• [GIVEN PROBLEM] Find every line in the records below that holds the word "title", and copy each one.

• [PROVIDED RECORDS]

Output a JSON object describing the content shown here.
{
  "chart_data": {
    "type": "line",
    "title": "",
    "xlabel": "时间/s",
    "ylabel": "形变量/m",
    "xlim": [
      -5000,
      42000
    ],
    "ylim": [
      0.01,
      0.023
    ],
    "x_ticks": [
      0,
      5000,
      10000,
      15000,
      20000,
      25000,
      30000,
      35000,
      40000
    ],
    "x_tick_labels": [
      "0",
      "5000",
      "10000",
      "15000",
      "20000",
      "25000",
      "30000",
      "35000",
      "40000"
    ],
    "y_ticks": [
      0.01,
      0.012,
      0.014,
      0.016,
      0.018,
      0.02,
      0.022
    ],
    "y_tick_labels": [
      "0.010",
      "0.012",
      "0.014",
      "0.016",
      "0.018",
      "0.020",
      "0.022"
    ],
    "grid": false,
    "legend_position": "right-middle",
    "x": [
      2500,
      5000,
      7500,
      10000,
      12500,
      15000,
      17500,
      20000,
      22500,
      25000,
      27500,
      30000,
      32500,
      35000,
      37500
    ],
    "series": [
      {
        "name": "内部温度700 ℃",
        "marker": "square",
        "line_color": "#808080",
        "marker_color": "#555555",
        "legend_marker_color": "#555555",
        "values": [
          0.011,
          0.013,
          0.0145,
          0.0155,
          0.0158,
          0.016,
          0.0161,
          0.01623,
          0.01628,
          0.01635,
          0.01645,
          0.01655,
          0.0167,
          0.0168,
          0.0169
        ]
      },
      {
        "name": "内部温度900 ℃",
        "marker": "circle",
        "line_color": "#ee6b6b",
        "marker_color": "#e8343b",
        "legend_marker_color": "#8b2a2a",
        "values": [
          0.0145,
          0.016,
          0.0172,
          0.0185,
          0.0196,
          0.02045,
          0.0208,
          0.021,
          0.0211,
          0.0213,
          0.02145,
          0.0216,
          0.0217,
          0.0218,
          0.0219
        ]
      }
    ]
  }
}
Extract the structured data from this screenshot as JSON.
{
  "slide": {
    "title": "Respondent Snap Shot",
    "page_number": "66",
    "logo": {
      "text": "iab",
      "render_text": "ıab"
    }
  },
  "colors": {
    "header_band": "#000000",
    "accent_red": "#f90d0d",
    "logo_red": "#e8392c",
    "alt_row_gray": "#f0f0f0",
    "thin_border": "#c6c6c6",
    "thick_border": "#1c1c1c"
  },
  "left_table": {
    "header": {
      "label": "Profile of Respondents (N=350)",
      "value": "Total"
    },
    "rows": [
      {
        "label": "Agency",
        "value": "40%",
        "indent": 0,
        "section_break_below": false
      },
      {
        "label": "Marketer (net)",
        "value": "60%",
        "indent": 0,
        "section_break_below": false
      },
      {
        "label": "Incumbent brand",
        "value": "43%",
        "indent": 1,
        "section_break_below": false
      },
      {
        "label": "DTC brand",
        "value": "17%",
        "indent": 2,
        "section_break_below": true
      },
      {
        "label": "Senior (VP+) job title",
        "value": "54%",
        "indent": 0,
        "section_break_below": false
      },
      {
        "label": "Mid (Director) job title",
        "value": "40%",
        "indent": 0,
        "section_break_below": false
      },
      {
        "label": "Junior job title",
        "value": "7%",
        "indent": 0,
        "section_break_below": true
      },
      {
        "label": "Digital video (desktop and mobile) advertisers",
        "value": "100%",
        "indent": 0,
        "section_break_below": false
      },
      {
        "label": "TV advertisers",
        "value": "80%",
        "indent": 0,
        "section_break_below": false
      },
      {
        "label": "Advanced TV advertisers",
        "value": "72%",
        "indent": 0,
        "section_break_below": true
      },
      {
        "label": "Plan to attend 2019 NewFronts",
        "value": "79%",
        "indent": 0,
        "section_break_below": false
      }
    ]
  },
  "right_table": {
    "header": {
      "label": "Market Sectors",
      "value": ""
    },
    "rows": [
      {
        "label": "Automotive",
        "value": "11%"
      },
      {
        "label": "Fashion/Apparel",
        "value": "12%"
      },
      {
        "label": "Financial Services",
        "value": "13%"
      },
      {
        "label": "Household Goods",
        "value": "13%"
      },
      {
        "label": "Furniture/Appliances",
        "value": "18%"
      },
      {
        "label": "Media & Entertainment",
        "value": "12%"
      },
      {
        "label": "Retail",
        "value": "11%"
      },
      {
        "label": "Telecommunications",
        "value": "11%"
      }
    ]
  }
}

• [TASK ANSWER]
    "title": "",
    "title": "Respondent Snap Shot",
        "label": "Senior (VP+) job title",
        "label": "Mid (Director) job title",
        "label": "Junior job title",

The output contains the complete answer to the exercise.